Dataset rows
· · · · ·
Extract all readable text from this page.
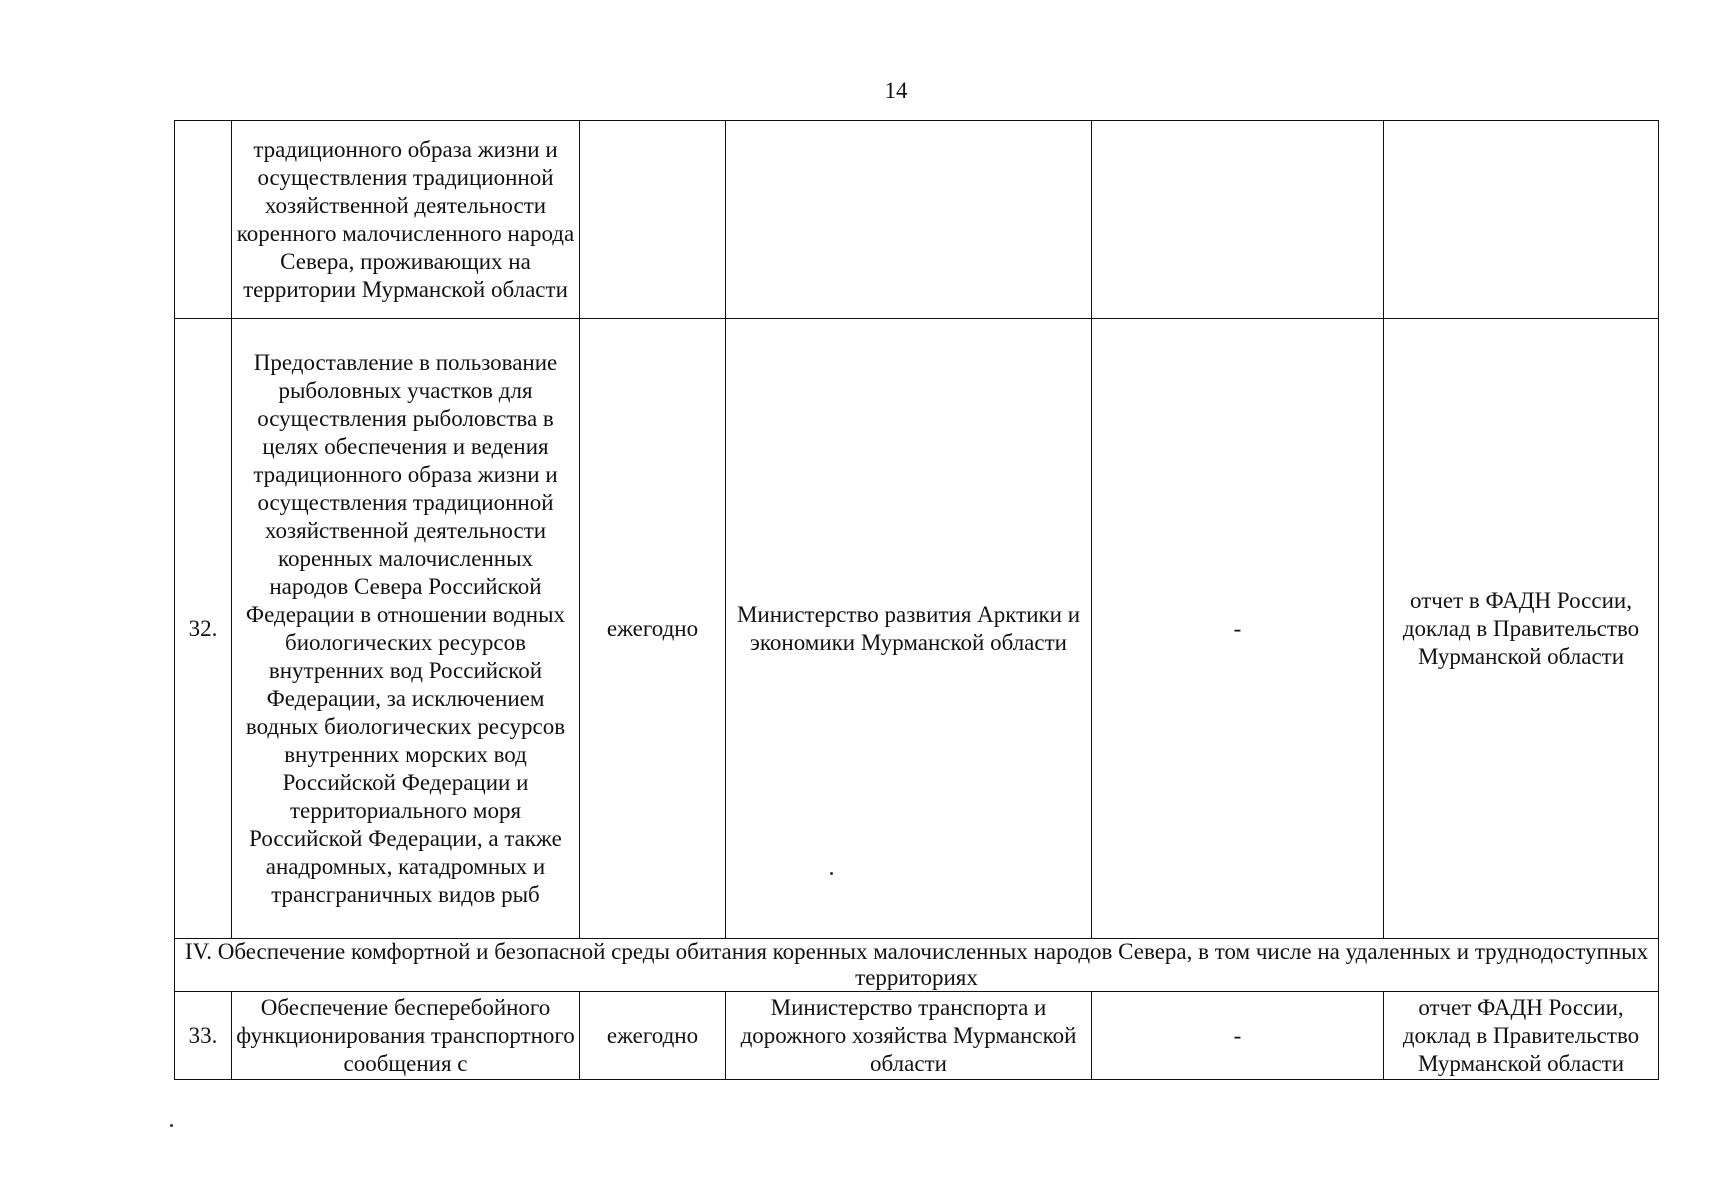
14

	традиционного образа жизни и осуществления традиционной хозяйственной деятельности коренного малочисленного народа Севера, проживающих на территории Мурманской области				

32.	Предоставление в пользование рыболовных участков для осуществления рыболовства в целях обеспечения и ведения традиционного образа жизни и осуществления традиционной хозяйственной деятельности коренных малочисленных народов Севера Российской Федерации в отношении водных биологических ресурсов внутренних вод Российской Федерации, за исключением водных биологических ресурсов внутренних морских вод Российской Федерации и территориального моря Российской Федерации, а также анадромных, катадромных и трансграничных видов рыб	ежегодно	Министерство развития Арктики и экономики Мурманской области	-	отчет в ФАДН России, доклад в Правительство Мурманской области
IV. Обеспечение комфортной и безопасной среды обитания коренных малочисленных народов Севера, в том числе на удаленных и труднодоступных территориях					
33.	Обеспечение бесперебойного функционирования транспортного сообщения с	ежегодно	Министерство транспорта и дорожного хозяйства Мурманской области	-	отчет ФАДН России, доклад в Правительство Мурманской области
· · · · ·
# Exercise requirements:
Return each line of the listing that holds the string "народов".

# Completed task:
32.	Предоставление в пользование рыболовных участков для осуществления рыболовства в целях обеспечения и ведения традиционного образа жизни и осуществления традиционной хозяйственной деятельности коренных малочисленных народов Севера Российской Федерации в отношении водных биологических ресурсов внутренних вод Российской Федерации, за исключением водных биологических ресурсов внутренних морских вод Российской Федерации и территориального моря Российской Федерации, а также анадромных, катадромных и трансграничных видов рыб	ежегодно	Министерство развития Арктики и экономики Мурманской области	-	отчет в ФАДН России, доклад в Правительство Мурманской области
IV. Обеспечение комфортной и безопасной среды обитания коренных малочисленных народов Севера, в том числе на удаленных и труднодоступных территориях					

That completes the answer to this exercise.